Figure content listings
________
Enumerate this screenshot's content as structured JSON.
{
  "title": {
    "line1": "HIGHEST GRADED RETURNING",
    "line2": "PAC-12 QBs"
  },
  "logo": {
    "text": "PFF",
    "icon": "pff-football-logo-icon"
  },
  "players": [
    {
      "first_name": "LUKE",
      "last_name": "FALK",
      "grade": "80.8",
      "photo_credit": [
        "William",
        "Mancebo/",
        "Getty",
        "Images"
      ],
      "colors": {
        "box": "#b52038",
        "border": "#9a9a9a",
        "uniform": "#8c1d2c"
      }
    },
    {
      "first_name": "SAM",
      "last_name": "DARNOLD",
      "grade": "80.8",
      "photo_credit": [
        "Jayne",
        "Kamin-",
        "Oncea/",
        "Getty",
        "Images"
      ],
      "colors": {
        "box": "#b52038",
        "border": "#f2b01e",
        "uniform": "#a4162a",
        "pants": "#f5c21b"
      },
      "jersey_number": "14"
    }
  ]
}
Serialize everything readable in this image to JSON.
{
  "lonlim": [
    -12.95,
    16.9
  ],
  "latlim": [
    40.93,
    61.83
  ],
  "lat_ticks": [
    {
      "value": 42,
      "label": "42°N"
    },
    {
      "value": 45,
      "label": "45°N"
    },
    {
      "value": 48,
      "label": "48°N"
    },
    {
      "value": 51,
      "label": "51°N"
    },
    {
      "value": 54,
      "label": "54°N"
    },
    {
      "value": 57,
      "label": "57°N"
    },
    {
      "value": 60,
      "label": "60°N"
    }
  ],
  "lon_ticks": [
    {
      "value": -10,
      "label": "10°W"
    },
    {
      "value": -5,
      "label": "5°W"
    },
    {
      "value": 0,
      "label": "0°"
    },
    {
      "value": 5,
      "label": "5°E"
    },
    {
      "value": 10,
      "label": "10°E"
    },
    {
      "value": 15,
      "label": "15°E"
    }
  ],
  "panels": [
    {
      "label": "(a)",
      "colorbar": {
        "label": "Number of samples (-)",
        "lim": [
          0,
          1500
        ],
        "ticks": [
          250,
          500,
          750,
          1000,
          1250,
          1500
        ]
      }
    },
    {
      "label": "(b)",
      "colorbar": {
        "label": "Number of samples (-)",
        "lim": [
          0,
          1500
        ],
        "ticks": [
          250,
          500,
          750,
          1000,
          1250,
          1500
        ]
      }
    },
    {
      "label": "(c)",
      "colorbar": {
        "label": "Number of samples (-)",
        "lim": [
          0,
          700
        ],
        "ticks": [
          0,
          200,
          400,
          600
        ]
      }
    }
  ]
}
________
_Do this_
Write out every line from the records above, word for word.

_Response for this exercise_
Enumerate this screenshot's content as structured JSON.
{
  "title": {
    "line1": "HIGHEST GRADED RETURNING",
    "line2": "PAC-12 QBs"
  },
  "logo": {
    "text": "PFF",
    "icon": "pff-football-logo-icon"
  },
  "players": [
    {
      "first_name": "LUKE",
      "last_name": "FALK",
      "grade": "80.8",
      "photo_credit": [
        "William",
        "Mancebo/",
        "Getty",
        "Images"
      ],
      "colors": {
        "box": "#b52038",
        "border": "#9a9a9a",
        "uniform": "#8c1d2c"
      }
    },
    {
      "first_name": "SAM",
      "last_name": "DARNOLD",
      "grade": "80.8",
      "photo_credit": [
        "Jayne",
        "Kamin-",
        "Oncea/",
        "Getty",
        "Images"
      ],
      "colors": {
        "box": "#b52038",
        "border": "#f2b01e",
        "uniform": "#a4162a",
        "pants": "#f5c21b"
      },
      "jersey_number": "14"
    }
  ]
}
Serialize everything readable in this image to JSON.
{
  "lonlim": [
    -12.95,
    16.9
  ],
  "latlim": [
    40.93,
    61.83
  ],
  "lat_ticks": [
    {
      "value": 42,
      "label": "42°N"
    },
    {
      "value": 45,
      "label": "45°N"
    },
    {
      "value": 48,
      "label": "48°N"
    },
    {
      "value": 51,
      "label": "51°N"
    },
    {
      "value": 54,
      "label": "54°N"
    },
    {
      "value": 57,
      "label": "57°N"
    },
    {
      "value": 60,
      "label": "60°N"
    }
  ],
  "lon_ticks": [
    {
      "value": -10,
      "label": "10°W"
    },
    {
      "value": -5,
      "label": "5°W"
    },
    {
      "value": 0,
      "label": "0°"
    },
    {
      "value": 5,
      "label": "5°E"
    },
    {
      "value": 10,
      "label": "10°E"
    },
    {
      "value": 15,
      "label": "15°E"
    }
  ],
  "panels": [
    {
      "label": "(a)",
      "colorbar": {
        "label": "Number of samples (-)",
        "lim": [
          0,
          1500
        ],
        "ticks": [
          250,
          500,
          750,
          1000,
          1250,
          1500
        ]
      }
    },
    {
      "label": "(b)",
      "colorbar": {
        "label": "Number of samples (-)",
        "lim": [
          0,
          1500
        ],
        "ticks": [
          250,
          500,
          750,
          1000,
          1250,
          1500
        ]
      }
    },
    {
      "label": "(c)",
      "colorbar": {
        "label": "Number of samples (-)",
        "lim": [
          0,
          700
        ],
        "ticks": [
          0,
          200,
          400,
          600
        ]
      }
    }
  ]
}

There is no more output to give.